* _Exercise details_
From the entries below, copy every line holding the word "Bailleul".

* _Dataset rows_
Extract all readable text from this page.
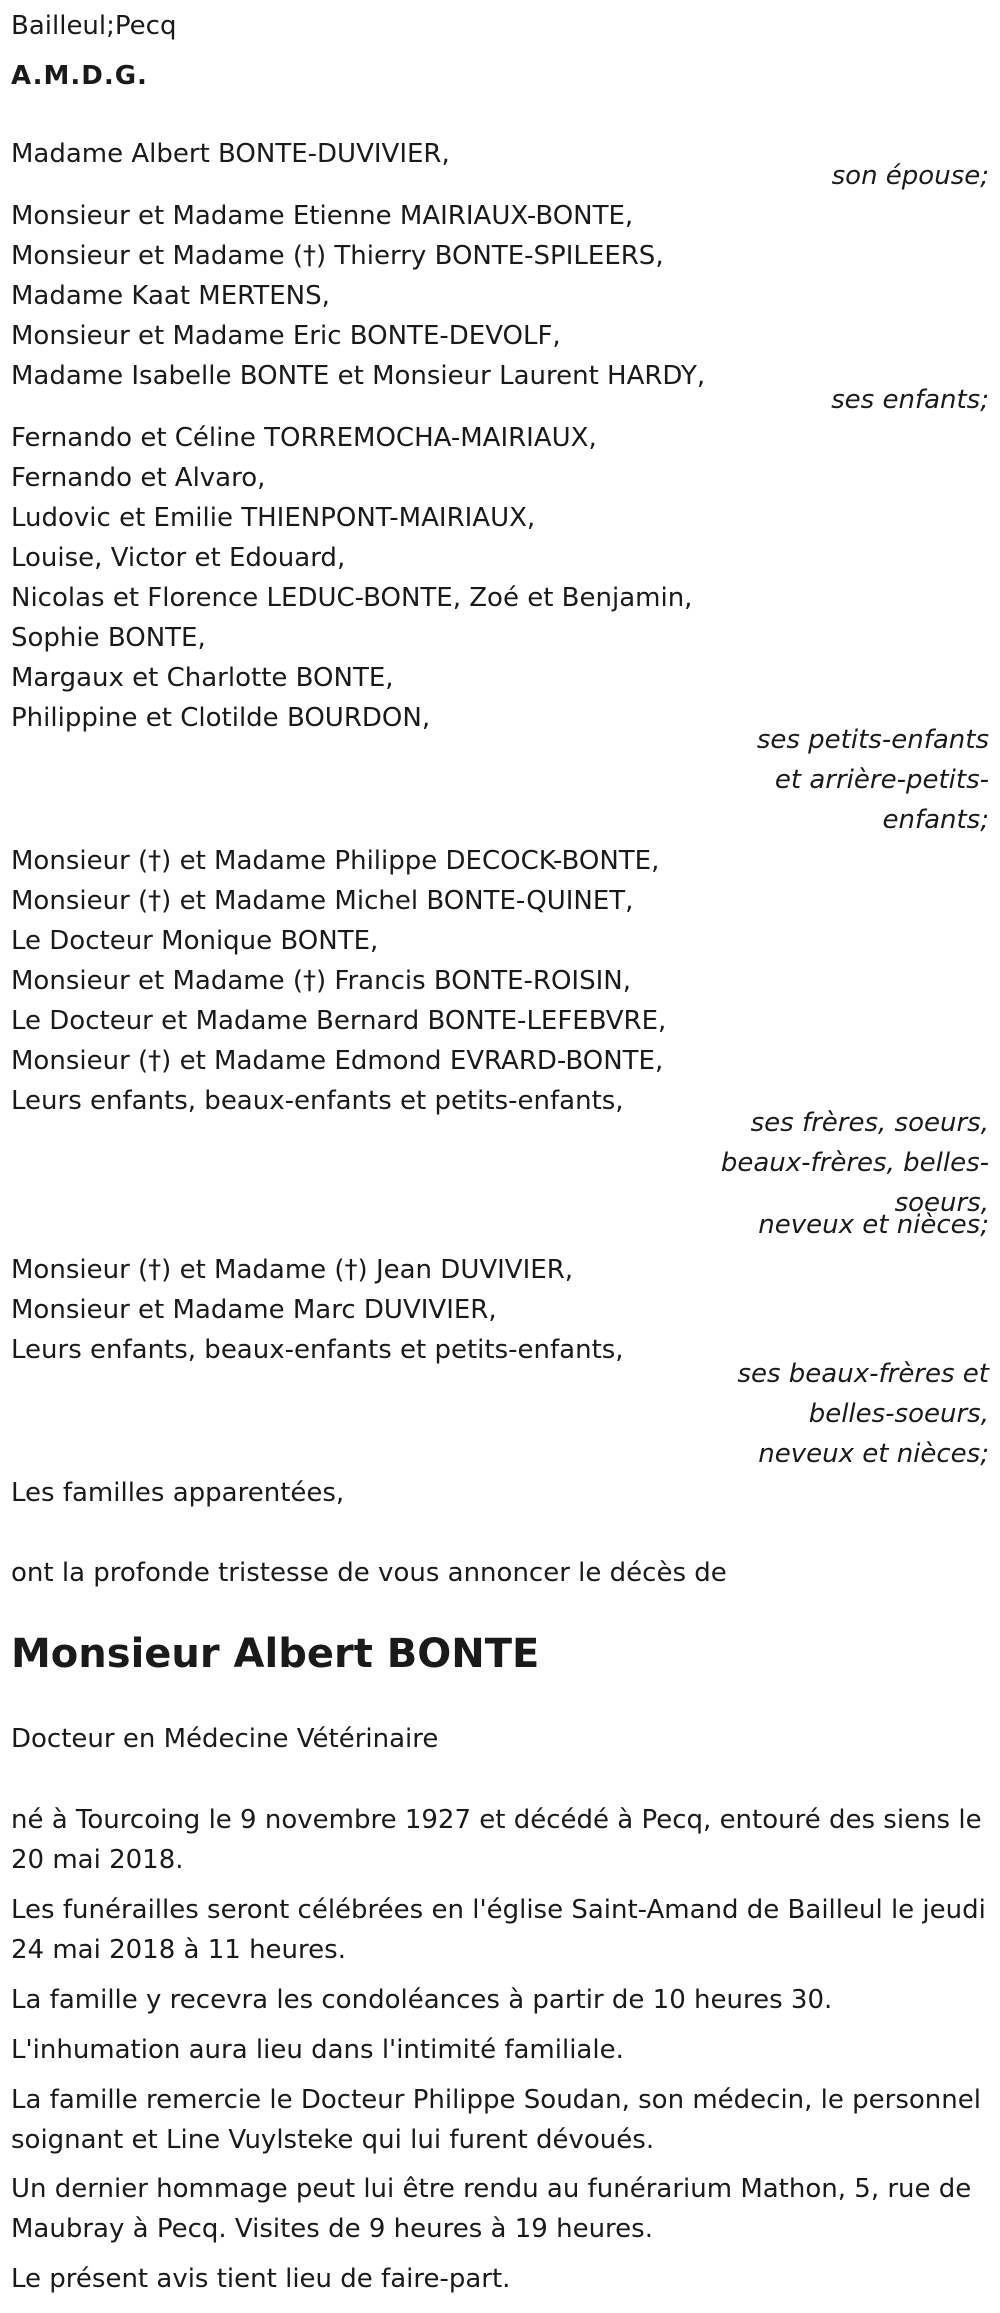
Bailleul;Pecq
A.M.D.G.
Madame Albert BONTE-DUVIVIER,
son épouse;
Monsieur et Madame Etienne MAIRIAUX-BONTE,
Monsieur et Madame (†) Thierry BONTE-SPILEERS,
Madame Kaat MERTENS,
Monsieur et Madame Eric BONTE-DEVOLF,
Madame Isabelle BONTE et Monsieur Laurent HARDY,
ses enfants;
Fernando et Céline TORREMOCHA-MAIRIAUX,
Fernando et Alvaro,
Ludovic et Emilie THIENPONT-MAIRIAUX,
Louise, Victor et Edouard,
Nicolas et Florence LEDUC-BONTE, Zoé et Benjamin,
Sophie BONTE,
Margaux et Charlotte BONTE,
Philippine et Clotilde BOURDON,
ses petits-enfants
et arrière-petits-
enfants;
Monsieur (†) et Madame Philippe DECOCK-BONTE,
Monsieur (†) et Madame Michel BONTE-QUINET,
Le Docteur Monique BONTE,
Monsieur et Madame (†) Francis BONTE-ROISIN,
Le Docteur et Madame Bernard BONTE-LEFEBVRE,
Monsieur (†) et Madame Edmond EVRARD-BONTE,
Leurs enfants, beaux-enfants et petits-enfants,
ses frères, soeurs,
beaux-frères, belles-
soeurs,
neveux et nièces;
Monsieur (†) et Madame (†) Jean DUVIVIER,
Monsieur et Madame Marc DUVIVIER,
Leurs enfants, beaux-enfants et petits-enfants,
ses beaux-frères et
belles-soeurs,
neveux et nièces;
Les familles apparentées,
ont la profonde tristesse de vous annoncer le décès de
Monsieur Albert BONTE
Docteur en Médecine Vétérinaire
né à Tourcoing le 9 novembre 1927 et décédé à Pecq, entouré des siens le 20 mai 2018.
Les funérailles seront célébrées en l'église Saint-Amand de Bailleul le jeudi 24 mai 2018 à 11 heures.
La famille y recevra les condoléances à partir de 10 heures 30.
L'inhumation aura lieu dans l'intimité familiale.
La famille remercie le Docteur Philippe Soudan, son médecin, le personnel soignant et Line Vuylsteke qui lui furent dévoués.
Un dernier hommage peut lui être rendu au funérarium Mathon, 5, rue de Maubray à Pecq. Visites de 9 heures à 19 heures.
Le présent avis tient lieu de faire-part.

* _Task response_
Bailleul;Pecq
Les funérailles seront célébrées en l'église Saint-Amand de Bailleul le jeudi 24 mai 2018 à 11 heures.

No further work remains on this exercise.